Records for processing:
-- -- --

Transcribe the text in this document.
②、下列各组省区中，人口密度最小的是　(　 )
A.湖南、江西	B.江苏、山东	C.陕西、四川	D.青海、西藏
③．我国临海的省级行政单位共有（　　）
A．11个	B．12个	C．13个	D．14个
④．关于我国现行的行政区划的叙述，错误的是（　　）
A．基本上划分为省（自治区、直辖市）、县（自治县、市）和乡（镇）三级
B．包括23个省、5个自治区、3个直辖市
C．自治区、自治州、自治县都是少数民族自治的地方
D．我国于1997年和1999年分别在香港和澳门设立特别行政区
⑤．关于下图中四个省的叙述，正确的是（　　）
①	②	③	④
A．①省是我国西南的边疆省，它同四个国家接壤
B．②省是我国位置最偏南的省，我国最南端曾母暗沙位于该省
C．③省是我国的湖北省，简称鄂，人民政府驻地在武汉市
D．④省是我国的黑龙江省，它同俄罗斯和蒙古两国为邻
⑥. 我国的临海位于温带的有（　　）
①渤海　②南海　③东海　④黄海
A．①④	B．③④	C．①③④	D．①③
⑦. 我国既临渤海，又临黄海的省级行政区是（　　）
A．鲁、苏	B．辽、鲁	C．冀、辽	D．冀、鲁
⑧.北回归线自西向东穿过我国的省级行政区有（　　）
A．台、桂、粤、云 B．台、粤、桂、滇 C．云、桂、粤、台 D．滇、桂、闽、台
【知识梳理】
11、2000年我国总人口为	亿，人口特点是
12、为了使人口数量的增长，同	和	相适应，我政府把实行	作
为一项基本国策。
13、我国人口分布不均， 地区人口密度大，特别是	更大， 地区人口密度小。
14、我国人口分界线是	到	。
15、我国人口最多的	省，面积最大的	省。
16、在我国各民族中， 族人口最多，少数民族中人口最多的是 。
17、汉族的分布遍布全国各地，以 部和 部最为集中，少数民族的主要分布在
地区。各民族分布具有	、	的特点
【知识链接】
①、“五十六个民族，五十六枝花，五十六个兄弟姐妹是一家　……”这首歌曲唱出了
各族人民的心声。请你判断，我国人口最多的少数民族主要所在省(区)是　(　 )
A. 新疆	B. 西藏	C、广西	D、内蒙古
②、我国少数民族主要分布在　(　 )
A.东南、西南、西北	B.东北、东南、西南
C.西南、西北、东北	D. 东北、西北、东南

-- -- --

Give the complete listing a second time, exactly as it reads.

Transcribe the text in this document.
②、下列各组省区中，人口密度最小的是　(　 )
A.湖南、江西	B.江苏、山东	C.陕西、四川	D.青海、西藏
③．我国临海的省级行政单位共有（　　）
A．11个	B．12个	C．13个	D．14个
④．关于我国现行的行政区划的叙述，错误的是（　　）
A．基本上划分为省（自治区、直辖市）、县（自治县、市）和乡（镇）三级
B．包括23个省、5个自治区、3个直辖市
C．自治区、自治州、自治县都是少数民族自治的地方
D．我国于1997年和1999年分别在香港和澳门设立特别行政区
⑤．关于下图中四个省的叙述，正确的是（　　）
①	②	③	④
A．①省是我国西南的边疆省，它同四个国家接壤
B．②省是我国位置最偏南的省，我国最南端曾母暗沙位于该省
C．③省是我国的湖北省，简称鄂，人民政府驻地在武汉市
D．④省是我国的黑龙江省，它同俄罗斯和蒙古两国为邻
⑥. 我国的临海位于温带的有（　　）
①渤海　②南海　③东海　④黄海
A．①④	B．③④	C．①③④	D．①③
⑦. 我国既临渤海，又临黄海的省级行政区是（　　）
A．鲁、苏	B．辽、鲁	C．冀、辽	D．冀、鲁
⑧.北回归线自西向东穿过我国的省级行政区有（　　）
A．台、桂、粤、云 B．台、粤、桂、滇 C．云、桂、粤、台 D．滇、桂、闽、台
【知识梳理】
11、2000年我国总人口为	亿，人口特点是
12、为了使人口数量的增长，同	和	相适应，我政府把实行	作
为一项基本国策。
13、我国人口分布不均， 地区人口密度大，特别是	更大， 地区人口密度小。
14、我国人口分界线是	到	。
15、我国人口最多的	省，面积最大的	省。
16、在我国各民族中， 族人口最多，少数民族中人口最多的是 。
17、汉族的分布遍布全国各地，以 部和 部最为集中，少数民族的主要分布在
地区。各民族分布具有	、	的特点
【知识链接】
①、“五十六个民族，五十六枝花，五十六个兄弟姐妹是一家　……”这首歌曲唱出了
各族人民的心声。请你判断，我国人口最多的少数民族主要所在省(区)是　(　 )
A. 新疆	B. 西藏	C、广西	D、内蒙古
②、我国少数民族主要分布在　(　 )
A.东南、西南、西北	B.东北、东南、西南
C.西南、西北、东北	D. 东北、西北、东南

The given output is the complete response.